GOAL:
Copy out each line in the material below that has the word "кронштейнами".
--- START RECORDS PROVIDED ---
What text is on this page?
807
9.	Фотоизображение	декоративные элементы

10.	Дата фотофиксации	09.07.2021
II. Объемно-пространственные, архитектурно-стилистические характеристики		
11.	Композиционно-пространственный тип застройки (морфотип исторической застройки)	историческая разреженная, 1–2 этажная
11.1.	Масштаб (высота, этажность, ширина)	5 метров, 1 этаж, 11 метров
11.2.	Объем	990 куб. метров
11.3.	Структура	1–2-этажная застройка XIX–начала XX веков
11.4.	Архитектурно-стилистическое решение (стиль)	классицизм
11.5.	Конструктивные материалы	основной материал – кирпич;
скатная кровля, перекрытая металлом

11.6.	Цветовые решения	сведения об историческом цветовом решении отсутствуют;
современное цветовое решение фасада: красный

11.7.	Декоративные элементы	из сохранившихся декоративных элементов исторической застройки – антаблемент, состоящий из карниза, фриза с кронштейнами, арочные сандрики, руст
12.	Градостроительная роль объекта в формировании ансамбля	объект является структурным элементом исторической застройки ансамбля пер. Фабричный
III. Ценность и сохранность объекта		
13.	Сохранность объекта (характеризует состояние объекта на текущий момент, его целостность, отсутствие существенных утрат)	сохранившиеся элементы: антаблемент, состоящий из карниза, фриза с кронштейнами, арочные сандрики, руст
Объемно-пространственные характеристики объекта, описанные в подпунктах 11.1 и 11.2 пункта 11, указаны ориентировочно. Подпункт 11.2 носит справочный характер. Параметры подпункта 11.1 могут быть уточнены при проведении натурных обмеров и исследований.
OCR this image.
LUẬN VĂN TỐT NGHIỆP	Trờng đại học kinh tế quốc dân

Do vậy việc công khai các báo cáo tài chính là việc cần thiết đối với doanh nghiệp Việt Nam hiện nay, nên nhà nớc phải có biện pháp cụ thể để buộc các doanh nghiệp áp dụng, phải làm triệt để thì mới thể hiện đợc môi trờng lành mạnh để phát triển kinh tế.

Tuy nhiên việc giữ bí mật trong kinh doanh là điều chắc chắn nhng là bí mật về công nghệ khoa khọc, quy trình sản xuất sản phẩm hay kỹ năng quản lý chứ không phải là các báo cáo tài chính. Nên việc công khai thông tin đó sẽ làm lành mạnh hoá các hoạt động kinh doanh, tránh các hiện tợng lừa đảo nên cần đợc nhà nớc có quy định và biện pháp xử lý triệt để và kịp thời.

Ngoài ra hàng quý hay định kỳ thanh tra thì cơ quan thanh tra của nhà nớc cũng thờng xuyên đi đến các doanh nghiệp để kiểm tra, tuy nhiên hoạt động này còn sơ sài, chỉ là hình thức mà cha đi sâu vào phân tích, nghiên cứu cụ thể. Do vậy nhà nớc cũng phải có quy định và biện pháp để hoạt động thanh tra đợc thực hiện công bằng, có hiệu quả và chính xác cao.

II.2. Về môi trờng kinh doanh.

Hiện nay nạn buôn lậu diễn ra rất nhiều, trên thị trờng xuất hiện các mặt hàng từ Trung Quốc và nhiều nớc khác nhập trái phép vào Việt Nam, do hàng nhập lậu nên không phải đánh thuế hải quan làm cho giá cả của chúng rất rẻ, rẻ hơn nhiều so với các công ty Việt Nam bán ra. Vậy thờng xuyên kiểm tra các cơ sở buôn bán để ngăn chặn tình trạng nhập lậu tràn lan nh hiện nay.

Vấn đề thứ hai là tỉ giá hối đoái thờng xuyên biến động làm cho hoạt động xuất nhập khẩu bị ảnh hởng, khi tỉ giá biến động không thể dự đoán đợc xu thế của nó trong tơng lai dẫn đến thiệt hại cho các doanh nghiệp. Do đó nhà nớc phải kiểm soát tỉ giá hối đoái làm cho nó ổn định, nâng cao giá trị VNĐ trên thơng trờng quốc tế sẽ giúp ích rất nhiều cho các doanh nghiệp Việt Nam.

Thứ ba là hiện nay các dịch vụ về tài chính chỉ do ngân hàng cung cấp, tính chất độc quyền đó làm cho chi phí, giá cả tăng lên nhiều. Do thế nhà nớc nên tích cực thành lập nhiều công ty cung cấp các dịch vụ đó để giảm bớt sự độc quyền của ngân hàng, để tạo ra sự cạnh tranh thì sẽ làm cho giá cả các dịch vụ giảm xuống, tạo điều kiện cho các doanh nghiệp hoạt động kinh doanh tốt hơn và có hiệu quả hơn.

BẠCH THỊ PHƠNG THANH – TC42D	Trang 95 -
--- END RECORDS PROVIDED ---
THE RESPONSE:
11.7.	Декоративные элементы	из сохранившихся декоративных элементов исторической застройки – антаблемент, состоящий из карниза, фриза с кронштейнами, арочные сандрики, руст
13.	Сохранность объекта (характеризует состояние объекта на текущий момент, его целостность, отсутствие существенных утрат)	сохранившиеся элементы: антаблемент, состоящий из карниза, фриза с кронштейнами, арочные сандрики, руст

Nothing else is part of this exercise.